## What you need to do
Find the number of lines below in which the word "panel" appears, and write that number only.

## Part of a data file
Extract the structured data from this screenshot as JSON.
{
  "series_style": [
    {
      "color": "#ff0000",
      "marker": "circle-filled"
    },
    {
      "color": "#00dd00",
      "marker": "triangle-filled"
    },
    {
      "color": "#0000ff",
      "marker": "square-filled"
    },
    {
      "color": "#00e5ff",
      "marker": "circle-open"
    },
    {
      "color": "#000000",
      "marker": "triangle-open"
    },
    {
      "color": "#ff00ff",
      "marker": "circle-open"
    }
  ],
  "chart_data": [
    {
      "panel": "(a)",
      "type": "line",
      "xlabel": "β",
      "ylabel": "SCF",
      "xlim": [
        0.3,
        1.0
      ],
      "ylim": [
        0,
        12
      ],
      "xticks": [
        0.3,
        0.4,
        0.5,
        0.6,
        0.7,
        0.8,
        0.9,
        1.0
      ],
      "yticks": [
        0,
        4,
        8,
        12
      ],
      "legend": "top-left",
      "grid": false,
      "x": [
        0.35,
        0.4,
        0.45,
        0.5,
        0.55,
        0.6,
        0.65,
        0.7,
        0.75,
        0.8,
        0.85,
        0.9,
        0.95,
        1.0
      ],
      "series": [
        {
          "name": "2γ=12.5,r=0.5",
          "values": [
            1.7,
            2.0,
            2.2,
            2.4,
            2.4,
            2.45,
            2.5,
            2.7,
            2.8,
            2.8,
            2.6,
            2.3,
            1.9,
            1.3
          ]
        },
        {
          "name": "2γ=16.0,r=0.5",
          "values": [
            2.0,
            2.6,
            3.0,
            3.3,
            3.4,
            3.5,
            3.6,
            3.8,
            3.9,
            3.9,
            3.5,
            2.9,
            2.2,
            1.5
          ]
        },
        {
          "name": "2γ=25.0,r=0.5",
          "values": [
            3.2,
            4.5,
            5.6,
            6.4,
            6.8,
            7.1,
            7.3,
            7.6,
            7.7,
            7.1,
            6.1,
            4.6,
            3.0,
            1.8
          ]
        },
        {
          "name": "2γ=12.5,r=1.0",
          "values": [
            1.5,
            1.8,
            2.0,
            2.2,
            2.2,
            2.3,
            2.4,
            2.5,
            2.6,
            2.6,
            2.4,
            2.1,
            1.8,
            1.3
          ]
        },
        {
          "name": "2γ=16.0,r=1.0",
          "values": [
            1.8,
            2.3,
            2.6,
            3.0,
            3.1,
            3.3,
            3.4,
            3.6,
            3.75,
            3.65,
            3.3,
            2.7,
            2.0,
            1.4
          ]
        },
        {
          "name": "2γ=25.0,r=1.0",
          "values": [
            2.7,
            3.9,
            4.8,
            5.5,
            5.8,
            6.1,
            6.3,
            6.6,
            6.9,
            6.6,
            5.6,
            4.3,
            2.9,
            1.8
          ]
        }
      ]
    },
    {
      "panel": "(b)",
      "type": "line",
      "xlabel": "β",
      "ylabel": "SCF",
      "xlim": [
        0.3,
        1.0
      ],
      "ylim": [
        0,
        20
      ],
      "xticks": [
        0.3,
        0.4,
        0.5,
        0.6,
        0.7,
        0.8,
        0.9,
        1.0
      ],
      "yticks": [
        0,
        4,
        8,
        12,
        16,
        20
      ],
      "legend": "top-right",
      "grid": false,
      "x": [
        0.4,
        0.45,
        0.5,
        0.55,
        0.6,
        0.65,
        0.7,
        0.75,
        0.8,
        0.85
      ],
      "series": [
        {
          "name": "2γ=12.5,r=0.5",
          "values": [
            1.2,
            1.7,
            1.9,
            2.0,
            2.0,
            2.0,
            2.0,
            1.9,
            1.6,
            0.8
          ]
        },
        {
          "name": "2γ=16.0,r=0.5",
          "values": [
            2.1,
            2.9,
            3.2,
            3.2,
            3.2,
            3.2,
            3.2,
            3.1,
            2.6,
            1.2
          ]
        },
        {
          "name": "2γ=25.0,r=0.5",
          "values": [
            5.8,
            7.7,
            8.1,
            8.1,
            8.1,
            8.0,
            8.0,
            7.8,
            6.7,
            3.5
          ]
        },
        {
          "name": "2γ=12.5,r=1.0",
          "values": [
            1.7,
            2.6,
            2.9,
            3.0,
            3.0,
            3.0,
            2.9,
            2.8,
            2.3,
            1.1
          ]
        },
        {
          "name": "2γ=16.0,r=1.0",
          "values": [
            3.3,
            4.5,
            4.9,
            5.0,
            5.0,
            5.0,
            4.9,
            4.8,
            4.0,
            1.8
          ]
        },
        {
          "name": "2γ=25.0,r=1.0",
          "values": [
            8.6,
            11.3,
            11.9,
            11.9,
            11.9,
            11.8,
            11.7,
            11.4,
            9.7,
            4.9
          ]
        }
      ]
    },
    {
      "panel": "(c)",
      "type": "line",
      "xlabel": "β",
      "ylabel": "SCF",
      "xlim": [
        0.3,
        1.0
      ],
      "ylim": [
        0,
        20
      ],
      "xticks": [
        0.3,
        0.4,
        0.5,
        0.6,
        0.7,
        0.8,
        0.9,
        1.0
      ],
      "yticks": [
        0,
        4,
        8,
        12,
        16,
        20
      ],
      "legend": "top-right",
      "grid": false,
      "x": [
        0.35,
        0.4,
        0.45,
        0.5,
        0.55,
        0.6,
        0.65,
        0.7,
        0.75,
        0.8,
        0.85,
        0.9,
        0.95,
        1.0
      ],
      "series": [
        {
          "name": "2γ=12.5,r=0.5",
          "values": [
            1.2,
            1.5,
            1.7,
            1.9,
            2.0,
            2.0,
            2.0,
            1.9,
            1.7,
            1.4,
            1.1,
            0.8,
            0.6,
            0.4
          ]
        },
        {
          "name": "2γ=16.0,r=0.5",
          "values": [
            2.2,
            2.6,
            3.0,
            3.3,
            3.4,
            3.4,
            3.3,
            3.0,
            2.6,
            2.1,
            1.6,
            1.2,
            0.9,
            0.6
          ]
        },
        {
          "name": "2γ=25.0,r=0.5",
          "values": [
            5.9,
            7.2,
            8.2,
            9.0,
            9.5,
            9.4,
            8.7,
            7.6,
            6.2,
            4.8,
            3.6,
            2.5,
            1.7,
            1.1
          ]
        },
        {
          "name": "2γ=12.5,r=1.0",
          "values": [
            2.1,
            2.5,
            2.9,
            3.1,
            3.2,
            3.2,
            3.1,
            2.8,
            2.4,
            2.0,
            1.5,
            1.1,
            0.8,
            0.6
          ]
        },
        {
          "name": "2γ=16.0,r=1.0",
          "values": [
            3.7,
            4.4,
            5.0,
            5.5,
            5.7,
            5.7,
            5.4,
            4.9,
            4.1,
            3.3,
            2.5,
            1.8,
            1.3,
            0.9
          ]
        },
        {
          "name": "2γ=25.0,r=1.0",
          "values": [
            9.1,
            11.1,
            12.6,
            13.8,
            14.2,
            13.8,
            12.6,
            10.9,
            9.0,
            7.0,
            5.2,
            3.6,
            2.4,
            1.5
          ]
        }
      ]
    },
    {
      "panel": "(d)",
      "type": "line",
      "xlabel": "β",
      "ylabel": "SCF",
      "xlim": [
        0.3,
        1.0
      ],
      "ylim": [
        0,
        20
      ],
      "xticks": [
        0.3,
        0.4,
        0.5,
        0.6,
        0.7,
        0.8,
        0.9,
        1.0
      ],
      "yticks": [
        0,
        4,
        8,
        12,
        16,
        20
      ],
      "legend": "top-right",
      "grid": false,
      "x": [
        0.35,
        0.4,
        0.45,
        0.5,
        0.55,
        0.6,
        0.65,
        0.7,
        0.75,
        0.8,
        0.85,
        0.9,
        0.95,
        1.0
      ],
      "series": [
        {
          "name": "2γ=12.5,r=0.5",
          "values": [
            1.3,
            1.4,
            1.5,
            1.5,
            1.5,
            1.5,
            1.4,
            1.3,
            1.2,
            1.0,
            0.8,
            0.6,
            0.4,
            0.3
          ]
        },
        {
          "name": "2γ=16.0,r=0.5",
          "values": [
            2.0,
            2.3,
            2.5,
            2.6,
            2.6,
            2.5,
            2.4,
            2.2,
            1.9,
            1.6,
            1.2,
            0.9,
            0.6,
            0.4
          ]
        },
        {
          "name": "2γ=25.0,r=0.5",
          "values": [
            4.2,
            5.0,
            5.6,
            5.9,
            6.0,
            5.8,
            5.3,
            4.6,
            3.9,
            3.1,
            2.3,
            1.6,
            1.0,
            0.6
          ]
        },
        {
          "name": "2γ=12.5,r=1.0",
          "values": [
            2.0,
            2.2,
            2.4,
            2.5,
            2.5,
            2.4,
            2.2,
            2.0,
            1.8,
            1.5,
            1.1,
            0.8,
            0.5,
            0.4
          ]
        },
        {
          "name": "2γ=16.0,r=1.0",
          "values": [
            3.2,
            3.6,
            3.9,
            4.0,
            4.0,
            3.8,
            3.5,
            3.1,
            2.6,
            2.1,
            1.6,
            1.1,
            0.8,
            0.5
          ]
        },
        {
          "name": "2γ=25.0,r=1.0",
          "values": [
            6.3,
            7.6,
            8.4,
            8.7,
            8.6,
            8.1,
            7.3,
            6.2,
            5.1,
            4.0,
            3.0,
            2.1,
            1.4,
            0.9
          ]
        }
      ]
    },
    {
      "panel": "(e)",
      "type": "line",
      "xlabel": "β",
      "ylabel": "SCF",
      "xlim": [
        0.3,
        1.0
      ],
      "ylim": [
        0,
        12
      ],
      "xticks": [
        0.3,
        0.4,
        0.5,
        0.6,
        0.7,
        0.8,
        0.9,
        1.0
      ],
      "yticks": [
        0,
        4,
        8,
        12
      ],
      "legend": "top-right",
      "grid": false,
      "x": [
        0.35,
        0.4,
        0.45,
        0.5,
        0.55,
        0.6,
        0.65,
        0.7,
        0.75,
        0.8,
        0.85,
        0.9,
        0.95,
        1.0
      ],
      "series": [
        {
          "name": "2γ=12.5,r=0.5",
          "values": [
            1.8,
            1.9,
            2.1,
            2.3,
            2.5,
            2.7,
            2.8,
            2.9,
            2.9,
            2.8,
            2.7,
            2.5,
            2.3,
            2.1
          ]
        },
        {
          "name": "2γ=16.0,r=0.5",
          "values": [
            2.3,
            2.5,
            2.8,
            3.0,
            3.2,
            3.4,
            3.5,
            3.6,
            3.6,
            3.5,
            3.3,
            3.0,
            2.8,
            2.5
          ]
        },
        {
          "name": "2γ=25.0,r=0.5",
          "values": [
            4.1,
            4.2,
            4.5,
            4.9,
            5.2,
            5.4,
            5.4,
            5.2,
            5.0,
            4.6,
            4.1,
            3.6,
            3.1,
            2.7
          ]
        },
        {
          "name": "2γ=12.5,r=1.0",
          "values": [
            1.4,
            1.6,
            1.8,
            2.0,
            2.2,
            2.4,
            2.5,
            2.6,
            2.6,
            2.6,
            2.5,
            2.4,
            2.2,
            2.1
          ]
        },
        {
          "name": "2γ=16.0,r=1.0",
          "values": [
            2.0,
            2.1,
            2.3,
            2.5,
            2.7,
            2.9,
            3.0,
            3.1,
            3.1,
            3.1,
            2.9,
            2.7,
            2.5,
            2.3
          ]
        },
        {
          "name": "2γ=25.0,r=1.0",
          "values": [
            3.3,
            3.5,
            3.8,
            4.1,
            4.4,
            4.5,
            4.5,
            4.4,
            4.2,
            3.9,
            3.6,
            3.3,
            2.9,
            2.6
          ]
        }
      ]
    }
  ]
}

## Solution for this exercise
5